_What is being asked_: Work through the material below and count the lines holding the word "Light"; give that count and nothing more.

[Source data]

· · ·

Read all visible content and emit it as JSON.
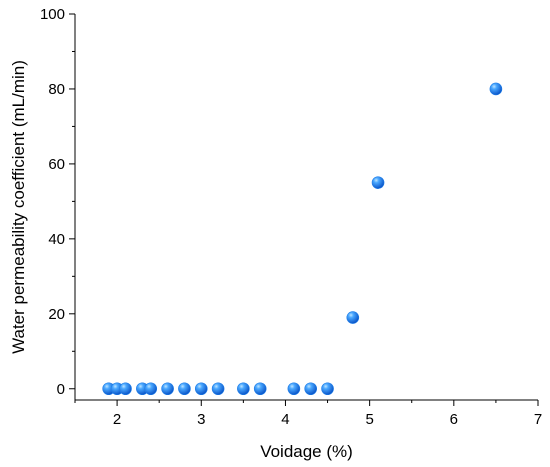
{
  "chart_data": {
    "type": "scatter",
    "title": "",
    "xlabel": "Voidage (%)",
    "ylabel": "Water permeability coefficient (mL/min)",
    "xlim": [
      1.5,
      7
    ],
    "ylim": [
      -3,
      100
    ],
    "xticks": [
      2,
      3,
      4,
      5,
      6,
      7
    ],
    "yticks": [
      0,
      20,
      40,
      60,
      80,
      100
    ],
    "grid": false,
    "legend": "none",
    "marker_color": "#1f7ee8",
    "series": [
      {
        "points": [
          {
            "x": 1.9,
            "y": 0
          },
          {
            "x": 2.0,
            "y": 0
          },
          {
            "x": 2.1,
            "y": 0
          },
          {
            "x": 2.3,
            "y": 0
          },
          {
            "x": 2.4,
            "y": 0
          },
          {
            "x": 2.6,
            "y": 0
          },
          {
            "x": 2.8,
            "y": 0
          },
          {
            "x": 3.0,
            "y": 0
          },
          {
            "x": 3.2,
            "y": 0
          },
          {
            "x": 3.5,
            "y": 0
          },
          {
            "x": 3.7,
            "y": 0
          },
          {
            "x": 4.1,
            "y": 0
          },
          {
            "x": 4.3,
            "y": 0
          },
          {
            "x": 4.5,
            "y": 0
          },
          {
            "x": 4.8,
            "y": 19
          },
          {
            "x": 5.1,
            "y": 55
          },
          {
            "x": 6.5,
            "y": 80
          }
        ]
      }
    ]
  }
}
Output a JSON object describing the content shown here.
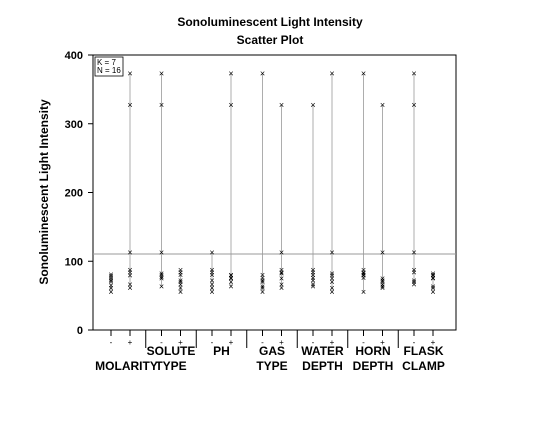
{
  "chart_data": {
    "type": "scatter",
    "title": "Sonoluminescent Light Intensity",
    "subtitle": "Scatter Plot",
    "ylabel": "Sonoluminescent Light Intensity",
    "xlabel": "",
    "ylim": [
      0,
      400
    ],
    "yticks": [
      0,
      100,
      200,
      300,
      400
    ],
    "reference_line": 110.6,
    "annotation": [
      "K = 7",
      "N = 16"
    ],
    "grid": false,
    "levels": [
      "-",
      "+"
    ],
    "factors": [
      {
        "label_lines": [
          "",
          "MOLARITY"
        ],
        "minus": [
          80.6,
          78.8,
          75.9,
          72.4,
          70.2,
          64.8,
          61.2,
          55.0
        ],
        "plus": [
          373.0,
          327.0,
          113.0,
          87.0,
          84.0,
          79.0,
          66.0,
          61.0
        ]
      },
      {
        "label_lines": [
          "SOLUTE",
          "TYPE"
        ],
        "minus": [
          373.0,
          327.0,
          113.0,
          82.0,
          80.0,
          77.0,
          75.0,
          63.0
        ],
        "plus": [
          87.0,
          84.0,
          80.0,
          72.0,
          70.0,
          66.0,
          61.0,
          55.0
        ]
      },
      {
        "label_lines": [
          "PH",
          ""
        ],
        "minus": [
          113.0,
          87.0,
          84.0,
          80.0,
          72.0,
          66.0,
          61.0,
          55.0
        ],
        "plus": [
          373.0,
          327.0,
          80.0,
          79.0,
          76.0,
          75.0,
          70.0,
          63.0
        ]
      },
      {
        "label_lines": [
          "GAS",
          "TYPE"
        ],
        "minus": [
          373.0,
          80.0,
          76.0,
          72.0,
          70.0,
          63.0,
          61.0,
          55.0
        ],
        "plus": [
          327.0,
          113.0,
          87.0,
          84.0,
          82.0,
          75.0,
          66.0,
          61.0
        ]
      },
      {
        "label_lines": [
          "WATER",
          "DEPTH"
        ],
        "minus": [
          327.0,
          87.0,
          84.0,
          80.0,
          76.0,
          72.0,
          66.0,
          63.0
        ],
        "plus": [
          373.0,
          113.0,
          82.0,
          79.0,
          75.0,
          70.0,
          61.0,
          55.0
        ]
      },
      {
        "label_lines": [
          "HORN",
          "DEPTH"
        ],
        "minus": [
          373.0,
          87.0,
          84.0,
          82.0,
          80.0,
          79.0,
          76.0,
          55.0
        ],
        "plus": [
          327.0,
          113.0,
          75.0,
          72.0,
          70.0,
          66.0,
          63.0,
          61.0
        ]
      },
      {
        "label_lines": [
          "FLASK",
          "CLAMP"
        ],
        "minus": [
          373.0,
          327.0,
          113.0,
          87.0,
          84.0,
          72.0,
          70.0,
          66.0
        ],
        "plus": [
          82.0,
          80.0,
          79.0,
          76.0,
          75.0,
          63.0,
          61.0,
          55.0
        ]
      }
    ]
  }
}
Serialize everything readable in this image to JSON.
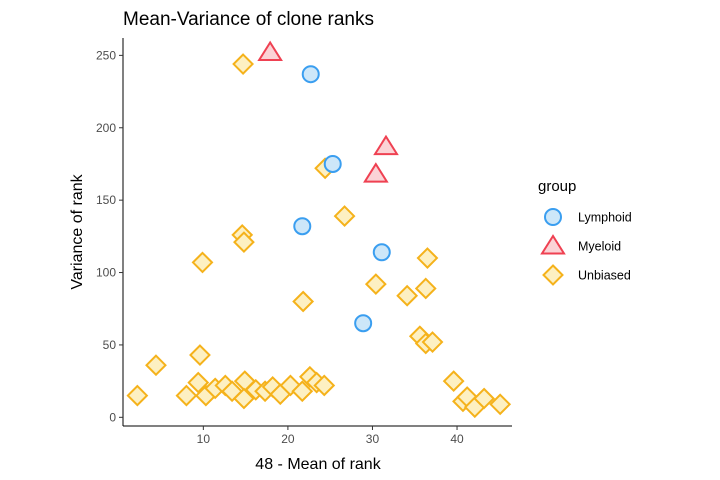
{
  "chart_data": {
    "type": "scatter",
    "title": "Mean-Variance of clone ranks",
    "xlabel": "48 - Mean of rank",
    "ylabel": "Variance of rank",
    "xlim": [
      0.5,
      46.5
    ],
    "ylim": [
      -6,
      262
    ],
    "xticks": [
      10,
      20,
      30,
      40
    ],
    "yticks": [
      0,
      50,
      100,
      150,
      200,
      250
    ],
    "grid": false,
    "legend": {
      "title": "group",
      "position": "right"
    },
    "series": [
      {
        "name": "Lymphoid",
        "marker": "circle",
        "fill": "#cde7f9",
        "stroke": "#3a9ef0",
        "points": [
          [
            22.7,
            237
          ],
          [
            25.3,
            175
          ],
          [
            21.7,
            132
          ],
          [
            31.1,
            114
          ],
          [
            28.9,
            65
          ]
        ]
      },
      {
        "name": "Myeloid",
        "marker": "triangle",
        "fill": "#fbd3d6",
        "stroke": "#ef4152",
        "points": [
          [
            17.9,
            252
          ],
          [
            31.6,
            187
          ],
          [
            30.4,
            168
          ]
        ]
      },
      {
        "name": "Unbiased",
        "marker": "diamond",
        "fill": "#fdf0c2",
        "stroke": "#f5b21b",
        "points": [
          [
            14.7,
            244
          ],
          [
            24.4,
            172
          ],
          [
            26.7,
            139
          ],
          [
            14.6,
            126
          ],
          [
            14.8,
            121
          ],
          [
            9.9,
            107
          ],
          [
            21.8,
            80
          ],
          [
            30.4,
            92
          ],
          [
            34.1,
            84
          ],
          [
            36.3,
            89
          ],
          [
            36.5,
            110
          ],
          [
            35.6,
            56
          ],
          [
            36.3,
            51
          ],
          [
            37.1,
            52
          ],
          [
            9.6,
            43
          ],
          [
            4.4,
            36
          ],
          [
            2.2,
            15
          ],
          [
            8.0,
            15
          ],
          [
            9.4,
            24
          ],
          [
            10.3,
            15
          ],
          [
            11.4,
            20
          ],
          [
            12.6,
            22
          ],
          [
            13.4,
            18
          ],
          [
            14.9,
            25
          ],
          [
            14.8,
            13
          ],
          [
            16.2,
            19
          ],
          [
            17.3,
            18
          ],
          [
            18.2,
            21
          ],
          [
            19.1,
            16
          ],
          [
            20.3,
            22
          ],
          [
            21.7,
            18
          ],
          [
            22.6,
            28
          ],
          [
            23.4,
            24
          ],
          [
            24.3,
            22
          ],
          [
            39.6,
            25
          ],
          [
            40.7,
            11
          ],
          [
            41.2,
            14
          ],
          [
            42.1,
            7
          ],
          [
            43.2,
            13
          ],
          [
            45.1,
            9
          ]
        ]
      }
    ]
  }
}
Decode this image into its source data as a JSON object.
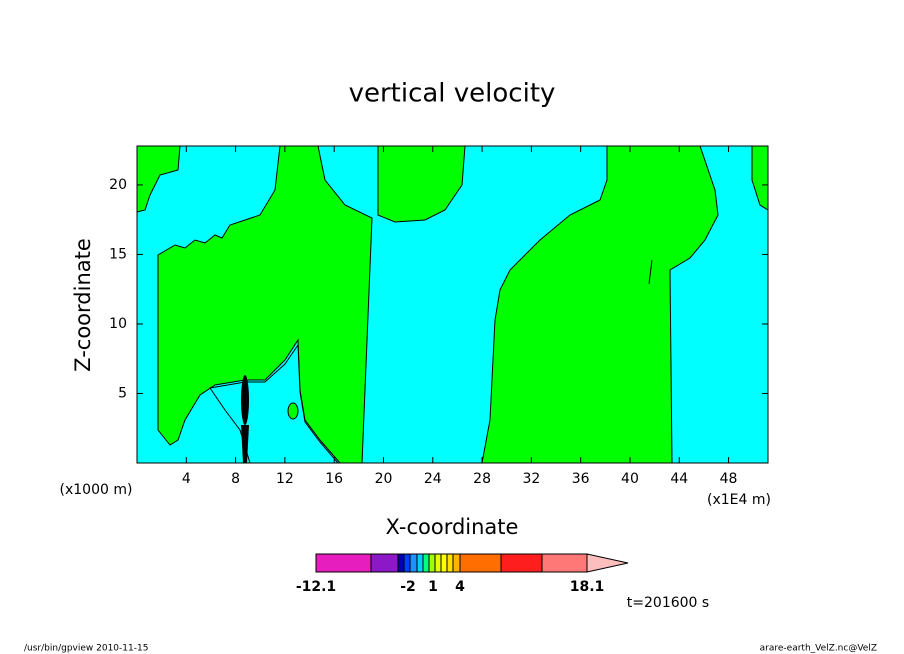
{
  "chart_data": {
    "type": "contour",
    "title": "vertical velocity",
    "xlabel": "X-coordinate",
    "ylabel": "Z-coordinate",
    "x_unit_left": "(x1000 m)",
    "x_unit_right": "(x1E4 m)",
    "xlim": [
      0,
      51.2
    ],
    "ylim": [
      0,
      22.8
    ],
    "xticks": [
      4,
      8,
      12,
      16,
      20,
      24,
      28,
      32,
      36,
      40,
      44,
      48
    ],
    "yticks": [
      5,
      10,
      15,
      20
    ],
    "colorbar": {
      "colors": [
        "#e61ebe",
        "#8c18c8",
        "#0000b4",
        "#0040ff",
        "#1e90ff",
        "#00d0ff",
        "#00ff80",
        "#a0ff00",
        "#e6ff00",
        "#ffff00",
        "#ffe000",
        "#ffb400",
        "#ff6e00",
        "#ff1e1e",
        "#ff7878",
        "#ffbebe"
      ],
      "ticks": [
        -12.1,
        -2,
        1,
        4,
        18.1
      ]
    },
    "annotation": "t=201600 s",
    "footer_left": "/usr/bin/gpview  2010-11-15",
    "footer_right": "arare-earth_VelZ.nc@VelZ"
  }
}
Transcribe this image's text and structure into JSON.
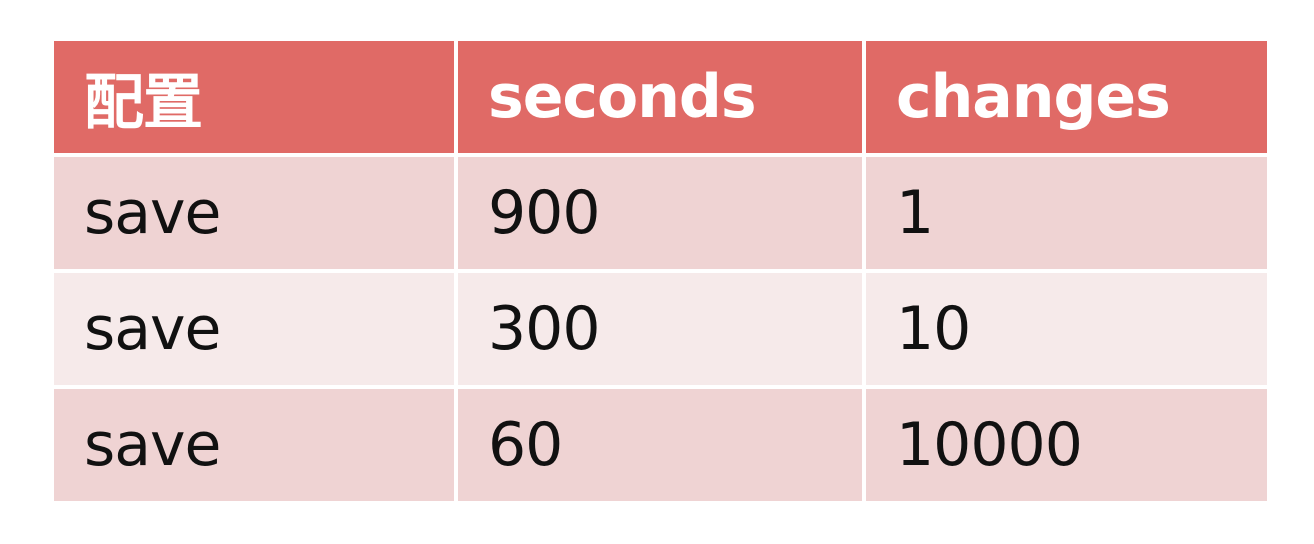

· · ·

_Solved exercise_: 2